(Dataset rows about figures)
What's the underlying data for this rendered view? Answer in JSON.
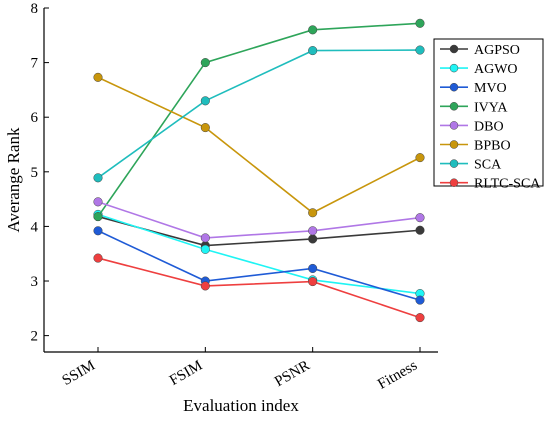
{
  "chart_data": {
    "type": "line",
    "title": "",
    "xlabel": "Evaluation index",
    "ylabel": "Averange Rank",
    "categories": [
      "SSIM",
      "FSIM",
      "PSNR",
      "Fitness"
    ],
    "ylim": [
      1.7,
      8
    ],
    "yticks": [
      "2",
      "3",
      "4",
      "5",
      "6",
      "7",
      "8"
    ],
    "grid": false,
    "legend_position": "top-right",
    "series": [
      {
        "name": "AGPSO",
        "color": "#3a3a3a",
        "values": [
          4.18,
          3.65,
          3.77,
          3.93
        ]
      },
      {
        "name": "AGWO",
        "color": "#1ff4f4",
        "values": [
          4.22,
          3.58,
          3.02,
          2.77
        ]
      },
      {
        "name": "MVO",
        "color": "#1f5bd6",
        "values": [
          3.92,
          3.0,
          3.23,
          2.65
        ]
      },
      {
        "name": "IVYA",
        "color": "#2ea55a",
        "values": [
          4.18,
          7.0,
          7.6,
          7.72
        ]
      },
      {
        "name": "DBO",
        "color": "#b077e6",
        "values": [
          4.45,
          3.79,
          3.92,
          4.16
        ]
      },
      {
        "name": "BPBO",
        "color": "#c8960c",
        "values": [
          6.73,
          5.81,
          4.25,
          5.26
        ]
      },
      {
        "name": "SCA",
        "color": "#1fbdbd",
        "values": [
          4.89,
          6.3,
          7.22,
          7.23
        ]
      },
      {
        "name": "RLTC-SCA",
        "color": "#ee3f3f",
        "values": [
          3.42,
          2.91,
          2.99,
          2.33
        ]
      }
    ]
  }
}
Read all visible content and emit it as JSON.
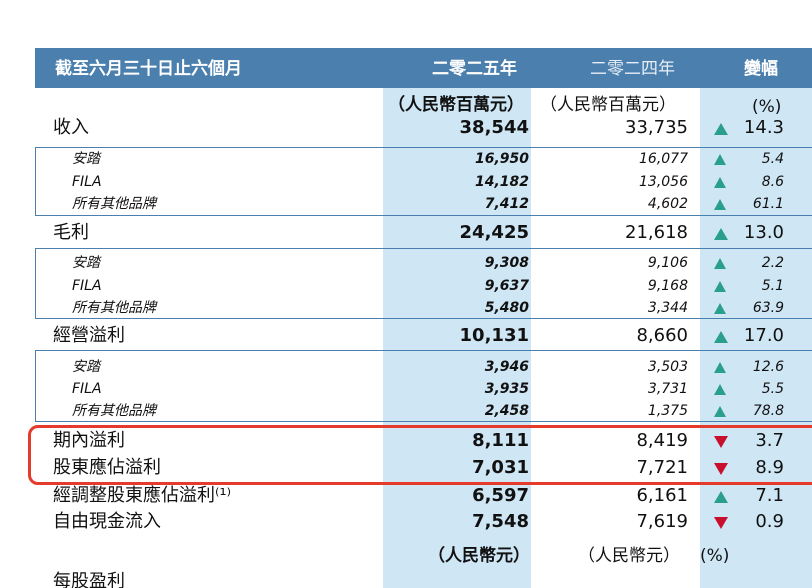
{
  "header": {
    "title": "截至六月三十日止六個月",
    "col_2025": "二零二五年",
    "col_2024": "二零二四年",
    "col_change": "變幅"
  },
  "units_top": {
    "u2025": "（人民幣百萬元）",
    "u2024": "（人民幣百萬元）",
    "pct": "(%)"
  },
  "rows": [
    {
      "label": "收入",
      "v2025": "38,544",
      "v2024": "33,735",
      "pct": "14.3",
      "trend": "up"
    },
    {
      "label": "安踏",
      "v2025": "16,950",
      "v2024": "16,077",
      "pct": "5.4",
      "trend": "up"
    },
    {
      "label": "FILA",
      "v2025": "14,182",
      "v2024": "13,056",
      "pct": "8.6",
      "trend": "up"
    },
    {
      "label": "所有其他品牌",
      "v2025": "7,412",
      "v2024": "4,602",
      "pct": "61.1",
      "trend": "up"
    },
    {
      "label": "毛利",
      "v2025": "24,425",
      "v2024": "21,618",
      "pct": "13.0",
      "trend": "up"
    },
    {
      "label": "安踏",
      "v2025": "9,308",
      "v2024": "9,106",
      "pct": "2.2",
      "trend": "up"
    },
    {
      "label": "FILA",
      "v2025": "9,637",
      "v2024": "9,168",
      "pct": "5.1",
      "trend": "up"
    },
    {
      "label": "所有其他品牌",
      "v2025": "5,480",
      "v2024": "3,344",
      "pct": "63.9",
      "trend": "up"
    },
    {
      "label": "經營溢利",
      "v2025": "10,131",
      "v2024": "8,660",
      "pct": "17.0",
      "trend": "up"
    },
    {
      "label": "安踏",
      "v2025": "3,946",
      "v2024": "3,503",
      "pct": "12.6",
      "trend": "up"
    },
    {
      "label": "FILA",
      "v2025": "3,935",
      "v2024": "3,731",
      "pct": "5.5",
      "trend": "up"
    },
    {
      "label": "所有其他品牌",
      "v2025": "2,458",
      "v2024": "1,375",
      "pct": "78.8",
      "trend": "up"
    },
    {
      "label": "期內溢利",
      "v2025": "8,111",
      "v2024": "8,419",
      "pct": "3.7",
      "trend": "down"
    },
    {
      "label": "股東應佔溢利",
      "v2025": "7,031",
      "v2024": "7,721",
      "pct": "8.9",
      "trend": "down"
    },
    {
      "label": "經調整股東應佔溢利⁽¹⁾",
      "v2025": "6,597",
      "v2024": "6,161",
      "pct": "7.1",
      "trend": "up"
    },
    {
      "label": "自由現金流入",
      "v2025": "7,548",
      "v2024": "7,619",
      "pct": "0.9",
      "trend": "down"
    }
  ],
  "units_bottom": {
    "u2025": "（人民幣元）",
    "u2024": "（人民幣元）",
    "pct": "(%)"
  },
  "eps_label": "每股盈利",
  "colors": {
    "header": "#4a7fae",
    "shade": "#cfe6f5",
    "up": "#2aa08c",
    "down": "#c8102e",
    "highlight": "#e53b2c"
  }
}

**REQUIRED TASK:**
Nothing but the pictures may be dropped; output the records above exactly.

**COMPLETE OUTPUT:**
What's the underlying data for this rendered view? Answer in JSON.
{
  "chart_data": {
    "type": "line",
    "title": "",
    "xlabel": "Evaluation index",
    "ylabel": "Averange Rank",
    "categories": [
      "SSIM",
      "FSIM",
      "PSNR",
      "Fitness"
    ],
    "ylim": [
      1.7,
      8
    ],
    "yticks": [
      "2",
      "3",
      "4",
      "5",
      "6",
      "7",
      "8"
    ],
    "grid": false,
    "legend_position": "top-right",
    "series": [
      {
        "name": "AGPSO",
        "color": "#3a3a3a",
        "values": [
          4.18,
          3.65,
          3.77,
          3.93
        ]
      },
      {
        "name": "AGWO",
        "color": "#1ff4f4",
        "values": [
          4.22,
          3.58,
          3.02,
          2.77
        ]
      },
      {
        "name": "MVO",
        "color": "#1f5bd6",
        "values": [
          3.92,
          3.0,
          3.23,
          2.65
        ]
      },
      {
        "name": "IVYA",
        "color": "#2ea55a",
        "values": [
          4.18,
          7.0,
          7.6,
          7.72
        ]
      },
      {
        "name": "DBO",
        "color": "#b077e6",
        "values": [
          4.45,
          3.79,
          3.92,
          4.16
        ]
      },
      {
        "name": "BPBO",
        "color": "#c8960c",
        "values": [
          6.73,
          5.81,
          4.25,
          5.26
        ]
      },
      {
        "name": "SCA",
        "color": "#1fbdbd",
        "values": [
          4.89,
          6.3,
          7.22,
          7.23
        ]
      },
      {
        "name": "RLTC-SCA",
        "color": "#ee3f3f",
        "values": [
          3.42,
          2.91,
          2.99,
          2.33
        ]
      }
    ]
  }
}
Read all visible content and emit it as JSON.
{
  "header": {
    "title": "截至六月三十日止六個月",
    "col_2025": "二零二五年",
    "col_2024": "二零二四年",
    "col_change": "變幅"
  },
  "units_top": {
    "u2025": "（人民幣百萬元）",
    "u2024": "（人民幣百萬元）",
    "pct": "(%)"
  },
  "rows": [
    {
      "label": "收入",
      "v2025": "38,544",
      "v2024": "33,735",
      "pct": "14.3",
      "trend": "up"
    },
    {
      "label": "安踏",
      "v2025": "16,950",
      "v2024": "16,077",
      "pct": "5.4",
      "trend": "up"
    },
    {
      "label": "FILA",
      "v2025": "14,182",
      "v2024": "13,056",
      "pct": "8.6",
      "trend": "up"
    },
    {
      "label": "所有其他品牌",
      "v2025": "7,412",
      "v2024": "4,602",
      "pct": "61.1",
      "trend": "up"
    },
    {
      "label": "毛利",
      "v2025": "24,425",
      "v2024": "21,618",
      "pct": "13.0",
      "trend": "up"
    },
    {
      "label": "安踏",
      "v2025": "9,308",
      "v2024": "9,106",
      "pct": "2.2",
      "trend": "up"
    },
    {
      "label": "FILA",
      "v2025": "9,637",
      "v2024": "9,168",
      "pct": "5.1",
      "trend": "up"
    },
    {
      "label": "所有其他品牌",
      "v2025": "5,480",
      "v2024": "3,344",
      "pct": "63.9",
      "trend": "up"
    },
    {
      "label": "經營溢利",
      "v2025": "10,131",
      "v2024": "8,660",
      "pct": "17.0",
      "trend": "up"
    },
    {
      "label": "安踏",
      "v2025": "3,946",
      "v2024": "3,503",
      "pct": "12.6",
      "trend": "up"
    },
    {
      "label": "FILA",
      "v2025": "3,935",
      "v2024": "3,731",
      "pct": "5.5",
      "trend": "up"
    },
    {
      "label": "所有其他品牌",
      "v2025": "2,458",
      "v2024": "1,375",
      "pct": "78.8",
      "trend": "up"
    },
    {
      "label": "期內溢利",
      "v2025": "8,111",
      "v2024": "8,419",
      "pct": "3.7",
      "trend": "down"
    },
    {
      "label": "股東應佔溢利",
      "v2025": "7,031",
      "v2024": "7,721",
      "pct": "8.9",
      "trend": "down"
    },
    {
      "label": "經調整股東應佔溢利⁽¹⁾",
      "v2025": "6,597",
      "v2024": "6,161",
      "pct": "7.1",
      "trend": "up"
    },
    {
      "label": "自由現金流入",
      "v2025": "7,548",
      "v2024": "7,619",
      "pct": "0.9",
      "trend": "down"
    }
  ],
  "units_bottom": {
    "u2025": "（人民幣元）",
    "u2024": "（人民幣元）",
    "pct": "(%)"
  },
  "eps_label": "每股盈利",
  "colors": {
    "header": "#4a7fae",
    "shade": "#cfe6f5",
    "up": "#2aa08c",
    "down": "#c8102e",
    "highlight": "#e53b2c"
  }
}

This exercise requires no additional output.